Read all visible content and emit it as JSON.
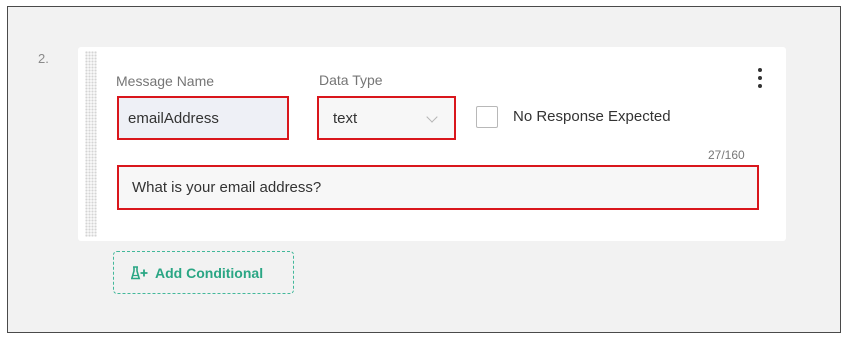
{
  "step": {
    "number": "2."
  },
  "fields": {
    "message_name_label": "Message Name",
    "message_name_value": "emailAddress",
    "data_type_label": "Data Type",
    "data_type_value": "text",
    "no_response_label": "No Response Expected",
    "no_response_checked": false,
    "char_count": "27/160",
    "message_text": "What is your email address?"
  },
  "actions": {
    "add_conditional_label": "Add Conditional"
  },
  "icons": {
    "menu": "kebab-icon",
    "dropdown": "chevron-down-icon",
    "add_conditional": "flask-plus-icon",
    "drag": "drag-handle-icon"
  },
  "colors": {
    "highlight_border": "#d9161c",
    "accent": "#2aa684",
    "frame_bg": "#f2f2f2"
  }
}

#### [WORK REQUIRED]
All of the data above should be quoted exactly, except for the pictures.

#### [RESULT OF THE TASK]
Read all visible content and emit it as JSON.
{
  "step": {
    "number": "2."
  },
  "fields": {
    "message_name_label": "Message Name",
    "message_name_value": "emailAddress",
    "data_type_label": "Data Type",
    "data_type_value": "text",
    "no_response_label": "No Response Expected",
    "no_response_checked": false,
    "char_count": "27/160",
    "message_text": "What is your email address?"
  },
  "actions": {
    "add_conditional_label": "Add Conditional"
  },
  "icons": {
    "menu": "kebab-icon",
    "dropdown": "chevron-down-icon",
    "add_conditional": "flask-plus-icon",
    "drag": "drag-handle-icon"
  },
  "colors": {
    "highlight_border": "#d9161c",
    "accent": "#2aa684",
    "frame_bg": "#f2f2f2"
  }
}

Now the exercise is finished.